GIVEN INSTRUCTION
Below are some entries; can you quote all of them exactly?

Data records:
>> Begin
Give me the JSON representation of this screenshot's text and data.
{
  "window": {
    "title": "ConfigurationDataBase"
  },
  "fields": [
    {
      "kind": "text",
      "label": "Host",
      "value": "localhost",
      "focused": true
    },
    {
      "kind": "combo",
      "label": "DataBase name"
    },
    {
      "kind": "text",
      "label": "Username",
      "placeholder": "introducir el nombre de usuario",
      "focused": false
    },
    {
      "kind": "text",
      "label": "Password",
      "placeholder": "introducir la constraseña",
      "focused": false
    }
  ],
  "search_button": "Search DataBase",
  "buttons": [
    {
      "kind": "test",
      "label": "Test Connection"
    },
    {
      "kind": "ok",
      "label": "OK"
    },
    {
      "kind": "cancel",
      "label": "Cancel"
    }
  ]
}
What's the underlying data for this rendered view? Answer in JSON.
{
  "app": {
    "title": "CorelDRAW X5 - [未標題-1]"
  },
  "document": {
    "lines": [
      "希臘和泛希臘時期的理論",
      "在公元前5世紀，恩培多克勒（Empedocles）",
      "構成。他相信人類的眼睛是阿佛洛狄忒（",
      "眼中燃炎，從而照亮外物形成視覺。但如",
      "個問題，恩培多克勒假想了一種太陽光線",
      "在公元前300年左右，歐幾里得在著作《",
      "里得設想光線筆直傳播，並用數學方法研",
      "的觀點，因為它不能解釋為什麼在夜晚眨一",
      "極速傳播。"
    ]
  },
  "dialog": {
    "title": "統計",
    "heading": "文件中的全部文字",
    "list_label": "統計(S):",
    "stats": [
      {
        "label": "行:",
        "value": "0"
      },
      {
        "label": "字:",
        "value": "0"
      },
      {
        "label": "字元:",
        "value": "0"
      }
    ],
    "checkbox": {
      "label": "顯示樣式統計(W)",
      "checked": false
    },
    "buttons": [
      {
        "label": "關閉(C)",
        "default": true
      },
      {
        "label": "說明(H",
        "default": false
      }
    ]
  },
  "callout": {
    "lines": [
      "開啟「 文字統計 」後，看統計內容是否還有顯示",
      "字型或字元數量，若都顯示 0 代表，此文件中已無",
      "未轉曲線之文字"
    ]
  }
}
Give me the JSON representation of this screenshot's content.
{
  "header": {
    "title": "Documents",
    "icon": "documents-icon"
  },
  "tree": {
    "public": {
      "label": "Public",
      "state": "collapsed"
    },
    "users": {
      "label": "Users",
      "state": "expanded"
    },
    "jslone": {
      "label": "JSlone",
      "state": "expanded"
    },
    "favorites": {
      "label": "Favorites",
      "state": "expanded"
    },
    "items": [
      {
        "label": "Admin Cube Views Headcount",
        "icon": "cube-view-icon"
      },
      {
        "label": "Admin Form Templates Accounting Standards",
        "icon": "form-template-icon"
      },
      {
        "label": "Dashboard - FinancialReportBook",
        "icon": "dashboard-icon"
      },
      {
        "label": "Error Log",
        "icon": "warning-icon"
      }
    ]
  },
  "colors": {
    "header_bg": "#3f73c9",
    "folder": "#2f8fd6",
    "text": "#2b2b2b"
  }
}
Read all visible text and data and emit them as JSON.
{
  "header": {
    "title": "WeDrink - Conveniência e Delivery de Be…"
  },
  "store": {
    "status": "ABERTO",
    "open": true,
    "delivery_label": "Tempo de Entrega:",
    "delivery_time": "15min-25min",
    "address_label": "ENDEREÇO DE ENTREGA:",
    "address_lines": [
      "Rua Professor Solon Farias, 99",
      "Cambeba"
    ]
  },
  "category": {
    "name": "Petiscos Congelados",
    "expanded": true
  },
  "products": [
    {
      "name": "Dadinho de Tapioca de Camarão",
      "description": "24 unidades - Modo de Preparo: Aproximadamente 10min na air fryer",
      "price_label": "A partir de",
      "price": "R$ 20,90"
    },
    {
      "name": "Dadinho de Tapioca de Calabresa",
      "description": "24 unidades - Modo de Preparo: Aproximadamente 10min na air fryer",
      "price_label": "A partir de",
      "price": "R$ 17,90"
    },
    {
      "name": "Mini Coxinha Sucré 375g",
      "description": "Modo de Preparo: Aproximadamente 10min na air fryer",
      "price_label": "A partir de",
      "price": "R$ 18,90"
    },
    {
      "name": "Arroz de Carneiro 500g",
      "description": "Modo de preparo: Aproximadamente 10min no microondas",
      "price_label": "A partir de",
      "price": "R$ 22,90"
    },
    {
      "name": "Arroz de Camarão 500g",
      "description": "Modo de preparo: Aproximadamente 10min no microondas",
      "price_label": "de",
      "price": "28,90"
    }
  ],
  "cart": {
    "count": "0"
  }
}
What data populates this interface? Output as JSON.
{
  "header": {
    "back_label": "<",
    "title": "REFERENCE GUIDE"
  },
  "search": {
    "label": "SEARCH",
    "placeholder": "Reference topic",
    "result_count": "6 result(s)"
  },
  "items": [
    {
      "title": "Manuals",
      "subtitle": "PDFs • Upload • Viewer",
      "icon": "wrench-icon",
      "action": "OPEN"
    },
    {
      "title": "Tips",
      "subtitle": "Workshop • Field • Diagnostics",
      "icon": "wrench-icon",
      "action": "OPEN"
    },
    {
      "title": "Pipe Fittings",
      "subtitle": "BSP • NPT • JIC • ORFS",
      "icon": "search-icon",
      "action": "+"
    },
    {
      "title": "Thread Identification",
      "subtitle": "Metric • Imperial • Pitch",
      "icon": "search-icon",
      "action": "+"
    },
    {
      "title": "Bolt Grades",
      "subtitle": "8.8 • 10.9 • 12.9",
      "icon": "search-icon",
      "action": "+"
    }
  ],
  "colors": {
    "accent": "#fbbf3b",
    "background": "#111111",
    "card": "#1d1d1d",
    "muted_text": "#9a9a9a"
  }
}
>> End
TASK RESPONSE
Give me the JSON representation of this screenshot's text and data.
{
  "window": {
    "title": "ConfigurationDataBase"
  },
  "fields": [
    {
      "kind": "text",
      "label": "Host",
      "value": "localhost",
      "focused": true
    },
    {
      "kind": "combo",
      "label": "DataBase name"
    },
    {
      "kind": "text",
      "label": "Username",
      "placeholder": "introducir el nombre de usuario",
      "focused": false
    },
    {
      "kind": "text",
      "label": "Password",
      "placeholder": "introducir la constraseña",
      "focused": false
    }
  ],
  "search_button": "Search DataBase",
  "buttons": [
    {
      "kind": "test",
      "label": "Test Connection"
    },
    {
      "kind": "ok",
      "label": "OK"
    },
    {
      "kind": "cancel",
      "label": "Cancel"
    }
  ]
}
What's the underlying data for this rendered view? Answer in JSON.
{
  "app": {
    "title": "CorelDRAW X5 - [未標題-1]"
  },
  "document": {
    "lines": [
      "希臘和泛希臘時期的理論",
      "在公元前5世紀，恩培多克勒（Empedocles）",
      "構成。他相信人類的眼睛是阿佛洛狄忒（",
      "眼中燃炎，從而照亮外物形成視覺。但如",
      "個問題，恩培多克勒假想了一種太陽光線",
      "在公元前300年左右，歐幾里得在著作《",
      "里得設想光線筆直傳播，並用數學方法研",
      "的觀點，因為它不能解釋為什麼在夜晚眨一",
      "極速傳播。"
    ]
  },
  "dialog": {
    "title": "統計",
    "heading": "文件中的全部文字",
    "list_label": "統計(S):",
    "stats": [
      {
        "label": "行:",
        "value": "0"
      },
      {
        "label": "字:",
        "value": "0"
      },
      {
        "label": "字元:",
        "value": "0"
      }
    ],
    "checkbox": {
      "label": "顯示樣式統計(W)",
      "checked": false
    },
    "buttons": [
      {
        "label": "關閉(C)",
        "default": true
      },
      {
        "label": "說明(H",
        "default": false
      }
    ]
  },
  "callout": {
    "lines": [
      "開啟「 文字統計 」後，看統計內容是否還有顯示",
      "字型或字元數量，若都顯示 0 代表，此文件中已無",
      "未轉曲線之文字"
    ]
  }
}
Give me the JSON representation of this screenshot's content.
{
  "header": {
    "title": "Documents",
    "icon": "documents-icon"
  },
  "tree": {
    "public": {
      "label": "Public",
      "state": "collapsed"
    },
    "users": {
      "label": "Users",
      "state": "expanded"
    },
    "jslone": {
      "label": "JSlone",
      "state": "expanded"
    },
    "favorites": {
      "label": "Favorites",
      "state": "expanded"
    },
    "items": [
      {
        "label": "Admin Cube Views Headcount",
        "icon": "cube-view-icon"
      },
      {
        "label": "Admin Form Templates Accounting Standards",
        "icon": "form-template-icon"
      },
      {
        "label": "Dashboard - FinancialReportBook",
        "icon": "dashboard-icon"
      },
      {
        "label": "Error Log",
        "icon": "warning-icon"
      }
    ]
  },
  "colors": {
    "header_bg": "#3f73c9",
    "folder": "#2f8fd6",
    "text": "#2b2b2b"
  }
}
Read all visible text and data and emit them as JSON.
{
  "header": {
    "title": "WeDrink - Conveniência e Delivery de Be…"
  },
  "store": {
    "status": "ABERTO",
    "open": true,
    "delivery_label": "Tempo de Entrega:",
    "delivery_time": "15min-25min",
    "address_label": "ENDEREÇO DE ENTREGA:",
    "address_lines": [
      "Rua Professor Solon Farias, 99",
      "Cambeba"
    ]
  },
  "category": {
    "name": "Petiscos Congelados",
    "expanded": true
  },
  "products": [
    {
      "name": "Dadinho de Tapioca de Camarão",
      "description": "24 unidades - Modo de Preparo: Aproximadamente 10min na air fryer",
      "price_label": "A partir de",
      "price": "R$ 20,90"
    },
    {
      "name": "Dadinho de Tapioca de Calabresa",
      "description": "24 unidades - Modo de Preparo: Aproximadamente 10min na air fryer",
      "price_label": "A partir de",
      "price": "R$ 17,90"
    },
    {
      "name": "Mini Coxinha Sucré 375g",
      "description": "Modo de Preparo: Aproximadamente 10min na air fryer",
      "price_label": "A partir de",
      "price": "R$ 18,90"
    },
    {
      "name": "Arroz de Carneiro 500g",
      "description": "Modo de preparo: Aproximadamente 10min no microondas",
      "price_label": "A partir de",
      "price": "R$ 22,90"
    },
    {
      "name": "Arroz de Camarão 500g",
      "description": "Modo de preparo: Aproximadamente 10min no microondas",
      "price_label": "de",
      "price": "28,90"
    }
  ],
  "cart": {
    "count": "0"
  }
}
What data populates this interface? Output as JSON.
{
  "header": {
    "back_label": "<",
    "title": "REFERENCE GUIDE"
  },
  "search": {
    "label": "SEARCH",
    "placeholder": "Reference topic",
    "result_count": "6 result(s)"
  },
  "items": [
    {
      "title": "Manuals",
      "subtitle": "PDFs • Upload • Viewer",
      "icon": "wrench-icon",
      "action": "OPEN"
    },
    {
      "title": "Tips",
      "subtitle": "Workshop • Field • Diagnostics",
      "icon": "wrench-icon",
      "action": "OPEN"
    },
    {
      "title": "Pipe Fittings",
      "subtitle": "BSP • NPT • JIC • ORFS",
      "icon": "search-icon",
      "action": "+"
    },
    {
      "title": "Thread Identification",
      "subtitle": "Metric • Imperial • Pitch",
      "icon": "search-icon",
      "action": "+"
    },
    {
      "title": "Bolt Grades",
      "subtitle": "8.8 • 10.9 • 12.9",
      "icon": "search-icon",
      "action": "+"
    }
  ],
  "colors": {
    "accent": "#fbbf3b",
    "background": "#111111",
    "card": "#1d1d1d",
    "muted_text": "#9a9a9a"
  }
}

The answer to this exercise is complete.